YOUR INSTRUCTIONS >> Extract the records below word for word and ignore the images.

DATA SHOWN >>
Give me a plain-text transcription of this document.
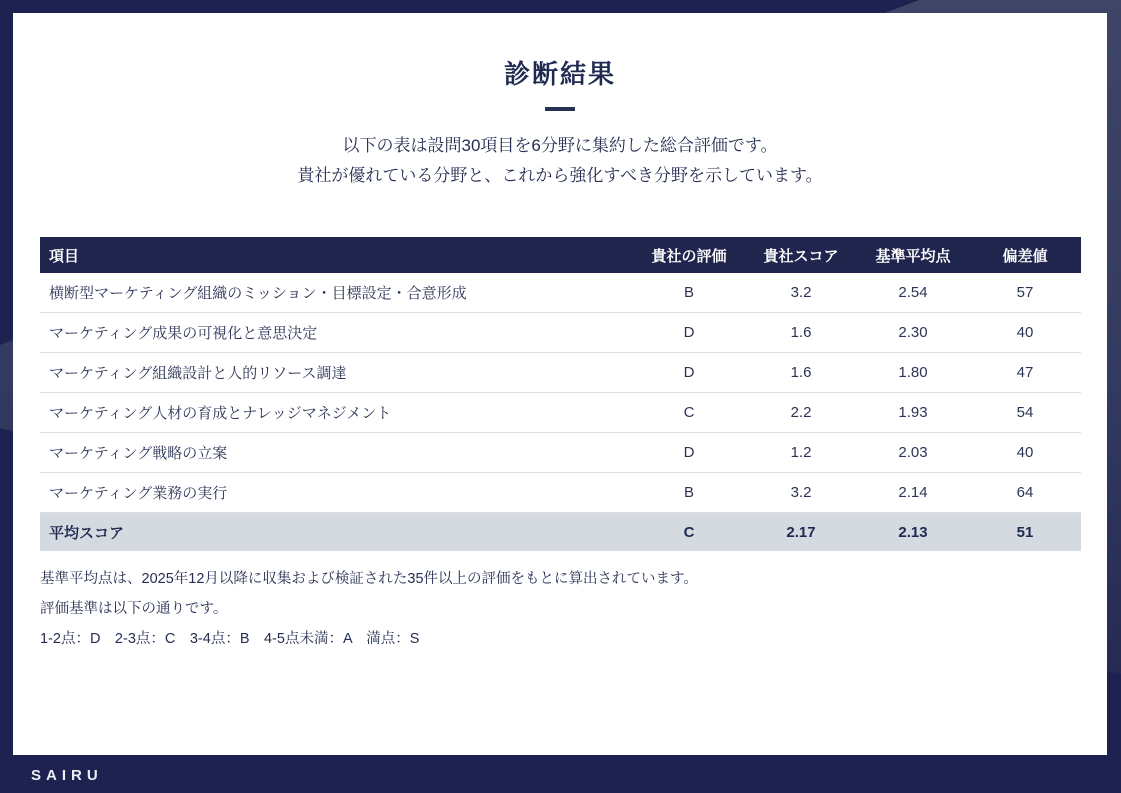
診断結果
以下の表は設問30項目を6分野に集約した総合評価です。
貴社が優れている分野と、これから強化すべき分野を示しています。
項目	貴社の評価	貴社スコア	基準平均点	偏差値
横断型マーケティング組織のミッション・目標設定・合意形成	B	3.2	2.54	57
マーケティング成果の可視化と意思決定	D	1.6	2.30	40
マーケティング組織設計と人的リソース調達	D	1.6	1.80	47
マーケティング人材の育成とナレッジマネジメント	C	2.2	1.93	54
マーケティング戦略の立案	D	1.2	2.03	40
マーケティング業務の実行	B	3.2	2.14	64
平均スコア	C	2.17	2.13	51
基準平均点は、2025年12月以降に収集および検証された35件以上の評価をもとに算出されています。
評価基準は以下の通りです。
1-2点：D　2-3点：C　3-4点：B　4-5点未満：A　満点：S
SAIRU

OUTPUT FOR THIS EXERCISE >>
Give me a plain-text transcription of this document.
診断結果
以下の表は設問30項目を6分野に集約した総合評価です。
貴社が優れている分野と、これから強化すべき分野を示しています。
項目	貴社の評価	貴社スコア	基準平均点	偏差値
横断型マーケティング組織のミッション・目標設定・合意形成	B	3.2	2.54	57
マーケティング成果の可視化と意思決定	D	1.6	2.30	40
マーケティング組織設計と人的リソース調達	D	1.6	1.80	47
マーケティング人材の育成とナレッジマネジメント	C	2.2	1.93	54
マーケティング戦略の立案	D	1.2	2.03	40
マーケティング業務の実行	B	3.2	2.14	64
平均スコア	C	2.17	2.13	51
基準平均点は、2025年12月以降に収集および検証された35件以上の評価をもとに算出されています。
評価基準は以下の通りです。
1-2点：D　2-3点：C　3-4点：B　4-5点未満：A　満点：S
SAIRU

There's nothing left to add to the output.